# Work to complete:
Without skipping anything, write out each record below exactly.

# Material supplied:
################

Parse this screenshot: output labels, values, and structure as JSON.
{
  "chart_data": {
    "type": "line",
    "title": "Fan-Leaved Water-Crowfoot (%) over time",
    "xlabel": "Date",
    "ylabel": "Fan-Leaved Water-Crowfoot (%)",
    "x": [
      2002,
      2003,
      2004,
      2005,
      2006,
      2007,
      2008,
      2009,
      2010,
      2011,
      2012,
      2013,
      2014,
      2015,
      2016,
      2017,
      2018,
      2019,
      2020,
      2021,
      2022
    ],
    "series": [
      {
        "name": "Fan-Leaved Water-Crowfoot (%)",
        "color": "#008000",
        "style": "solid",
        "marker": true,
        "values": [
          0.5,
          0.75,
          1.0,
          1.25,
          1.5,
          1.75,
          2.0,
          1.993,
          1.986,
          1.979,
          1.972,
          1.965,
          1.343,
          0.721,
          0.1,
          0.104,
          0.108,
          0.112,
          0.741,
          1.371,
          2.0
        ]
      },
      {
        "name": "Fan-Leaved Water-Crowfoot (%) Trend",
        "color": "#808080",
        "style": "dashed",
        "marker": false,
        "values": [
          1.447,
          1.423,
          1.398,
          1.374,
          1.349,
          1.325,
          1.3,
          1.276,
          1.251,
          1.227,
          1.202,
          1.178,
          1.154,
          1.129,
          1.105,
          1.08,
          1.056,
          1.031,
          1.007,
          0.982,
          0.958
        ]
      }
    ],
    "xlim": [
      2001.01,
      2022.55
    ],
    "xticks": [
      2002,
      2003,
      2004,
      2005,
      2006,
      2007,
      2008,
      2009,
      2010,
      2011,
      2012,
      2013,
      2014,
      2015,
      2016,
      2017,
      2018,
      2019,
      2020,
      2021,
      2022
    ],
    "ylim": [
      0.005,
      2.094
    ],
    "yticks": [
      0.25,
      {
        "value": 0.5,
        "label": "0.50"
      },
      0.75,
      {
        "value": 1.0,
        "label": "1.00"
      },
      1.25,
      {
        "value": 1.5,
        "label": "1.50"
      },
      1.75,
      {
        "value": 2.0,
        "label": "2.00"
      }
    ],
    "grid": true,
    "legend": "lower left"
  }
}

################

# Exercise response:
Parse this screenshot: output labels, values, and structure as JSON.
{
  "chart_data": {
    "type": "line",
    "title": "Fan-Leaved Water-Crowfoot (%) over time",
    "xlabel": "Date",
    "ylabel": "Fan-Leaved Water-Crowfoot (%)",
    "x": [
      2002,
      2003,
      2004,
      2005,
      2006,
      2007,
      2008,
      2009,
      2010,
      2011,
      2012,
      2013,
      2014,
      2015,
      2016,
      2017,
      2018,
      2019,
      2020,
      2021,
      2022
    ],
    "series": [
      {
        "name": "Fan-Leaved Water-Crowfoot (%)",
        "color": "#008000",
        "style": "solid",
        "marker": true,
        "values": [
          0.5,
          0.75,
          1.0,
          1.25,
          1.5,
          1.75,
          2.0,
          1.993,
          1.986,
          1.979,
          1.972,
          1.965,
          1.343,
          0.721,
          0.1,
          0.104,
          0.108,
          0.112,
          0.741,
          1.371,
          2.0
        ]
      },
      {
        "name": "Fan-Leaved Water-Crowfoot (%) Trend",
        "color": "#808080",
        "style": "dashed",
        "marker": false,
        "values": [
          1.447,
          1.423,
          1.398,
          1.374,
          1.349,
          1.325,
          1.3,
          1.276,
          1.251,
          1.227,
          1.202,
          1.178,
          1.154,
          1.129,
          1.105,
          1.08,
          1.056,
          1.031,
          1.007,
          0.982,
          0.958
        ]
      }
    ],
    "xlim": [
      2001.01,
      2022.55
    ],
    "xticks": [
      2002,
      2003,
      2004,
      2005,
      2006,
      2007,
      2008,
      2009,
      2010,
      2011,
      2012,
      2013,
      2014,
      2015,
      2016,
      2017,
      2018,
      2019,
      2020,
      2021,
      2022
    ],
    "ylim": [
      0.005,
      2.094
    ],
    "yticks": [
      0.25,
      {
        "value": 0.5,
        "label": "0.50"
      },
      0.75,
      {
        "value": 1.0,
        "label": "1.00"
      },
      1.25,
      {
        "value": 1.5,
        "label": "1.50"
      },
      1.75,
      {
        "value": 2.0,
        "label": "2.00"
      }
    ],
    "grid": true,
    "legend": "lower left"
  }
}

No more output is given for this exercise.